Rewrite each line of the listing below as an item in a numbered list, omitting any blank lines.

# # #

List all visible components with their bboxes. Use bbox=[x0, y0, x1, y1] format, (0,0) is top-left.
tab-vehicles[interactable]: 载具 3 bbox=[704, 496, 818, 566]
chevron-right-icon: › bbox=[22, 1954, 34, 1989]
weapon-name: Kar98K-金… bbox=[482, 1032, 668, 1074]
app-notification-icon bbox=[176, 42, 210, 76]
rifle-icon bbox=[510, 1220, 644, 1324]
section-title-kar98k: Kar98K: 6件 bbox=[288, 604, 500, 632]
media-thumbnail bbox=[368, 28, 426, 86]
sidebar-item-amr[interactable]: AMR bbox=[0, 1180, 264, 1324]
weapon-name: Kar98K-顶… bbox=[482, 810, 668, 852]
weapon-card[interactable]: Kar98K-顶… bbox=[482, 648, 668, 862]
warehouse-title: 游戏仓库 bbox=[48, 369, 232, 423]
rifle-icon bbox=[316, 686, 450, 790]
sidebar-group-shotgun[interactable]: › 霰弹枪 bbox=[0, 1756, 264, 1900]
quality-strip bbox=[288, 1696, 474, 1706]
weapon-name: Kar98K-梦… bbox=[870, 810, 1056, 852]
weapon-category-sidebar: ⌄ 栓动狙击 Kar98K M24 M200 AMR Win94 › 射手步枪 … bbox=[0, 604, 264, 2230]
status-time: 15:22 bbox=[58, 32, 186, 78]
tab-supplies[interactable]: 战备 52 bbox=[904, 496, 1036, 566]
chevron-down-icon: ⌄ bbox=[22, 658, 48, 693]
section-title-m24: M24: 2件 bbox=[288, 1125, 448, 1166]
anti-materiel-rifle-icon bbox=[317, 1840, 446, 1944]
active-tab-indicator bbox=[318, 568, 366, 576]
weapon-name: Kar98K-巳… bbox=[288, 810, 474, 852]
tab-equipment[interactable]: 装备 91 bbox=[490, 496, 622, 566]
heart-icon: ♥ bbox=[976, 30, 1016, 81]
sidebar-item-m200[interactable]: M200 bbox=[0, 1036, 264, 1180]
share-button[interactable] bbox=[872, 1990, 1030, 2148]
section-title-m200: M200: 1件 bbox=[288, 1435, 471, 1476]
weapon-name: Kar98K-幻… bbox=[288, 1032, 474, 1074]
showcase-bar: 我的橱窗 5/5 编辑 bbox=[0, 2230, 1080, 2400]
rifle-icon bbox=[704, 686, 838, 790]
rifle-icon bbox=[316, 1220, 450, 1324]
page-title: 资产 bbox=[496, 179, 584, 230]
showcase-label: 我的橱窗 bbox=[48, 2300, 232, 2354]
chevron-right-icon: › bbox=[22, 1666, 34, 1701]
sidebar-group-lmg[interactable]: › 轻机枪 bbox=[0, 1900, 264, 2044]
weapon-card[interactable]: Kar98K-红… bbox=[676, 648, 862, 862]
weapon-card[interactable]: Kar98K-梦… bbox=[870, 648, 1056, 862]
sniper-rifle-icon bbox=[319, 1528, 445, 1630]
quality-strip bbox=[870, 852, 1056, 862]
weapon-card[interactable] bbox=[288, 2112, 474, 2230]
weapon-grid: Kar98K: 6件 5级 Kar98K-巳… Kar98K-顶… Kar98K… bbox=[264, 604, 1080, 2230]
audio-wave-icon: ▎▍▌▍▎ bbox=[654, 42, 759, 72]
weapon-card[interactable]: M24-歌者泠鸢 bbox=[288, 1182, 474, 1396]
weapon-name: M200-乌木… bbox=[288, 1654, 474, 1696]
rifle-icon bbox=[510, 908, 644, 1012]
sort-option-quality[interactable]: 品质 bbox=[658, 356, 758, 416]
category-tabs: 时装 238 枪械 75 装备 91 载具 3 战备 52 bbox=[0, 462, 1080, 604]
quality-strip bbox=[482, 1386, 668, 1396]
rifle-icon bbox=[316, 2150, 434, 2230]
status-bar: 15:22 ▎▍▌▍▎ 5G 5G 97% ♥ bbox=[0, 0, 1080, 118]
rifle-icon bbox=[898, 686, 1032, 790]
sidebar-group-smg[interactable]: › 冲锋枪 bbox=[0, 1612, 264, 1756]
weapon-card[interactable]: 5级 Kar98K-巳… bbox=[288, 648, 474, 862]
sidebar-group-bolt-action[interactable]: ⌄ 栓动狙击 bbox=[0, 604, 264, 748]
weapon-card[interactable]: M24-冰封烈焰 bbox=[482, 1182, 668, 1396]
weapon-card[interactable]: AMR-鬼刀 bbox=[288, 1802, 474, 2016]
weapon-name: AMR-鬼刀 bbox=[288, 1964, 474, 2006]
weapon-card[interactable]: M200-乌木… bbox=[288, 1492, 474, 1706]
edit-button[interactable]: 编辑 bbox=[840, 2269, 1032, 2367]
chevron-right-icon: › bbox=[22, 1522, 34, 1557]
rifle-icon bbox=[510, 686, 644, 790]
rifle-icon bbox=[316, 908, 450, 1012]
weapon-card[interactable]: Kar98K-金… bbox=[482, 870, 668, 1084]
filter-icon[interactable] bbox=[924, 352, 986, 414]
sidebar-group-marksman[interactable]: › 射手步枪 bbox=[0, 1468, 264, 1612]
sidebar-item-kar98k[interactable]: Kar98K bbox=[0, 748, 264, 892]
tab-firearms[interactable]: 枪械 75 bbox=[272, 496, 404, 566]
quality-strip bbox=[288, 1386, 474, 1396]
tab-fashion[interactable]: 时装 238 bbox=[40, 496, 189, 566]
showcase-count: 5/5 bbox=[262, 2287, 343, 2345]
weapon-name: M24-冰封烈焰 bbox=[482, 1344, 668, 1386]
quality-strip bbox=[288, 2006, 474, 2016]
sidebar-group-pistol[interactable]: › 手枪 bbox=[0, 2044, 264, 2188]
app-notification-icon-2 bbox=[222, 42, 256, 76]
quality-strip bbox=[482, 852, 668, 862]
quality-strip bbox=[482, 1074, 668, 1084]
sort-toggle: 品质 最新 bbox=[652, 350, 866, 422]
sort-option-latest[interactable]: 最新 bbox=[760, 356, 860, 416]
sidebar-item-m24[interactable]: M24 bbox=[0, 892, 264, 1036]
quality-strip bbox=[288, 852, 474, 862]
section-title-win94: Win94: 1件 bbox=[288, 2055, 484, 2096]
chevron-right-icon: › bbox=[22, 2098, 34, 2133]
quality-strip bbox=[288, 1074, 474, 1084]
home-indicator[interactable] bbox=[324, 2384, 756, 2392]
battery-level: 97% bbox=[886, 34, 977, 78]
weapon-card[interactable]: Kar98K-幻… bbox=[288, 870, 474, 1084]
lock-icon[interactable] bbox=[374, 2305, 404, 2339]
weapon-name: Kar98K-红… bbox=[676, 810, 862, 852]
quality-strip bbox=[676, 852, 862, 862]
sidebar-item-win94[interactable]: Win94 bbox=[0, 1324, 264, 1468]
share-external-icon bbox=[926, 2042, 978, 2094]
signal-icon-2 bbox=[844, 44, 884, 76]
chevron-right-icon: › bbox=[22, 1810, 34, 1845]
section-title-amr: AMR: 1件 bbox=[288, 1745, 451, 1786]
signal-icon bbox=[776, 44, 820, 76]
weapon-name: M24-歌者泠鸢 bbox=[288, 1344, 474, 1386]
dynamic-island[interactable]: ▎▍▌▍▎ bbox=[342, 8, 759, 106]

# # #

TASK RESPONSE
1. List all visible components with their bboxes. Use bbox=[x0, y0, x1, y1] format, (0,0) is top-left.
2. tab-vehicles[interactable]: 载具 3 bbox=[704, 496, 818, 566]
3. chevron-right-icon: › bbox=[22, 1954, 34, 1989]
4. weapon-name: Kar98K-金… bbox=[482, 1032, 668, 1074]
5. app-notification-icon bbox=[176, 42, 210, 76]
6. rifle-icon bbox=[510, 1220, 644, 1324]
7. section-title-kar98k: Kar98K: 6件 bbox=[288, 604, 500, 632]
8. media-thumbnail bbox=[368, 28, 426, 86]
9. sidebar-item-amr[interactable]: AMR bbox=[0, 1180, 264, 1324]
10. weapon-name: Kar98K-顶… bbox=[482, 810, 668, 852]
11. weapon-card[interactable]: Kar98K-顶… bbox=[482, 648, 668, 862]
12. warehouse-title: 游戏仓库 bbox=[48, 369, 232, 423]
13. rifle-icon bbox=[316, 686, 450, 790]
14. sidebar-group-shotgun[interactable]: › 霰弹枪 bbox=[0, 1756, 264, 1900]
15. quality-strip bbox=[288, 1696, 474, 1706]
16. weapon-name: Kar98K-梦… bbox=[870, 810, 1056, 852]
17. weapon-category-sidebar: ⌄ 栓动狙击 Kar98K M24 M200 AMR Win94 › 射手步枪 … bbox=[0, 604, 264, 2230]
18. status-time: 15:22 bbox=[58, 32, 186, 78]
19. tab-supplies[interactable]: 战备 52 bbox=[904, 496, 1036, 566]
20. chevron-down-icon: ⌄ bbox=[22, 658, 48, 693]
21. section-title-m24: M24: 2件 bbox=[288, 1125, 448, 1166]
22. anti-materiel-rifle-icon bbox=[317, 1840, 446, 1944]
23. active-tab-indicator bbox=[318, 568, 366, 576]
24. weapon-name: Kar98K-巳… bbox=[288, 810, 474, 852]
25. tab-equipment[interactable]: 装备 91 bbox=[490, 496, 622, 566]
26. heart-icon: ♥ bbox=[976, 30, 1016, 81]
27. sidebar-item-m200[interactable]: M200 bbox=[0, 1036, 264, 1180]
28. share-button[interactable] bbox=[872, 1990, 1030, 2148]
29. section-title-m200: M200: 1件 bbox=[288, 1435, 471, 1476]
30. weapon-name: Kar98K-幻… bbox=[288, 1032, 474, 1074]
31. showcase-bar: 我的橱窗 5/5 编辑 bbox=[0, 2230, 1080, 2400]
32. rifle-icon bbox=[704, 686, 838, 790]
33. rifle-icon bbox=[316, 1220, 450, 1324]
34. page-title: 资产 bbox=[496, 179, 584, 230]
35. showcase-label: 我的橱窗 bbox=[48, 2300, 232, 2354]
36. chevron-right-icon: › bbox=[22, 1666, 34, 1701]
37. sidebar-group-lmg[interactable]: › 轻机枪 bbox=[0, 1900, 264, 2044]
38. weapon-card[interactable]: Kar98K-红… bbox=[676, 648, 862, 862]
39. weapon-card[interactable]: Kar98K-梦… bbox=[870, 648, 1056, 862]
40. sniper-rifle-icon bbox=[319, 1528, 445, 1630]
41. quality-strip bbox=[870, 852, 1056, 862]
42. weapon-card[interactable] bbox=[288, 2112, 474, 2230]
43. weapon-grid: Kar98K: 6件 5级 Kar98K-巳… Kar98K-顶… Kar98K… bbox=[264, 604, 1080, 2230]
44. audio-wave-icon: ▎▍▌▍▎ bbox=[654, 42, 759, 72]
45. weapon-card[interactable]: M24-歌者泠鸢 bbox=[288, 1182, 474, 1396]
46. weapon-name: M200-乌木… bbox=[288, 1654, 474, 1696]
47. rifle-icon bbox=[510, 908, 644, 1012]
48. sort-option-quality[interactable]: 品质 bbox=[658, 356, 758, 416]
49. category-tabs: 时装 238 枪械 75 装备 91 载具 3 战备 52 bbox=[0, 462, 1080, 604]
50. quality-strip bbox=[482, 1386, 668, 1396]
51. rifle-icon bbox=[316, 2150, 434, 2230]
52. status-bar: 15:22 ▎▍▌▍▎ 5G 5G 97% ♥ bbox=[0, 0, 1080, 118]
53. rifle-icon bbox=[898, 686, 1032, 790]
54. sidebar-group-smg[interactable]: › 冲锋枪 bbox=[0, 1612, 264, 1756]
55. weapon-card[interactable]: 5级 Kar98K-巳… bbox=[288, 648, 474, 862]
56. sidebar-group-bolt-action[interactable]: ⌄ 栓动狙击 bbox=[0, 604, 264, 748]
57. weapon-card[interactable]: M24-冰封烈焰 bbox=[482, 1182, 668, 1396]
58. weapon-card[interactable]: AMR-鬼刀 bbox=[288, 1802, 474, 2016]
59. weapon-name: AMR-鬼刀 bbox=[288, 1964, 474, 2006]
60. weapon-card[interactable]: M200-乌木… bbox=[288, 1492, 474, 1706]
61. edit-button[interactable]: 编辑 bbox=[840, 2269, 1032, 2367]
62. chevron-right-icon: › bbox=[22, 1522, 34, 1557]
63. rifle-icon bbox=[510, 686, 644, 790]
64. rifle-icon bbox=[316, 908, 450, 1012]
65. weapon-card[interactable]: Kar98K-金… bbox=[482, 870, 668, 1084]
66. filter-icon[interactable] bbox=[924, 352, 986, 414]
67. sidebar-group-marksman[interactable]: › 射手步枪 bbox=[0, 1468, 264, 1612]
68. sidebar-item-kar98k[interactable]: Kar98K bbox=[0, 748, 264, 892]
69. tab-firearms[interactable]: 枪械 75 bbox=[272, 496, 404, 566]
70. quality-strip bbox=[288, 1386, 474, 1396]
71. tab-fashion[interactable]: 时装 238 bbox=[40, 496, 189, 566]
72. showcase-count: 5/5 bbox=[262, 2287, 343, 2345]
73. weapon-name: M24-冰封烈焰 bbox=[482, 1344, 668, 1386]
74. quality-strip bbox=[288, 2006, 474, 2016]
75. sidebar-group-pistol[interactable]: › 手枪 bbox=[0, 2044, 264, 2188]
76. app-notification-icon-2 bbox=[222, 42, 256, 76]
77. quality-strip bbox=[482, 852, 668, 862]
78. quality-strip bbox=[482, 1074, 668, 1084]
79. sort-toggle: 品质 最新 bbox=[652, 350, 866, 422]
80. sort-option-latest[interactable]: 最新 bbox=[760, 356, 860, 416]
81. sidebar-item-m24[interactable]: M24 bbox=[0, 892, 264, 1036]
82. quality-strip bbox=[288, 852, 474, 862]
83. section-title-win94: Win94: 1件 bbox=[288, 2055, 484, 2096]
84. chevron-right-icon: › bbox=[22, 2098, 34, 2133]
85. quality-strip bbox=[288, 1074, 474, 1084]
86. home-indicator[interactable] bbox=[324, 2384, 756, 2392]
87. battery-level: 97% bbox=[886, 34, 977, 78]
88. weapon-card[interactable]: Kar98K-幻… bbox=[288, 870, 474, 1084]
89. lock-icon[interactable] bbox=[374, 2305, 404, 2339]
90. weapon-name: Kar98K-红… bbox=[676, 810, 862, 852]
91. quality-strip bbox=[676, 852, 862, 862]
92. sidebar-item-win94[interactable]: Win94 bbox=[0, 1324, 264, 1468]
93. share-external-icon bbox=[926, 2042, 978, 2094]
94. signal-icon-2 bbox=[844, 44, 884, 76]
95. chevron-right-icon: › bbox=[22, 1810, 34, 1845]
96. section-title-amr: AMR: 1件 bbox=[288, 1745, 451, 1786]
97. signal-icon bbox=[776, 44, 820, 76]
98. weapon-name: M24-歌者泠鸢 bbox=[288, 1344, 474, 1386]
99. dynamic-island[interactable]: ▎▍▌▍▎ bbox=[342, 8, 759, 106]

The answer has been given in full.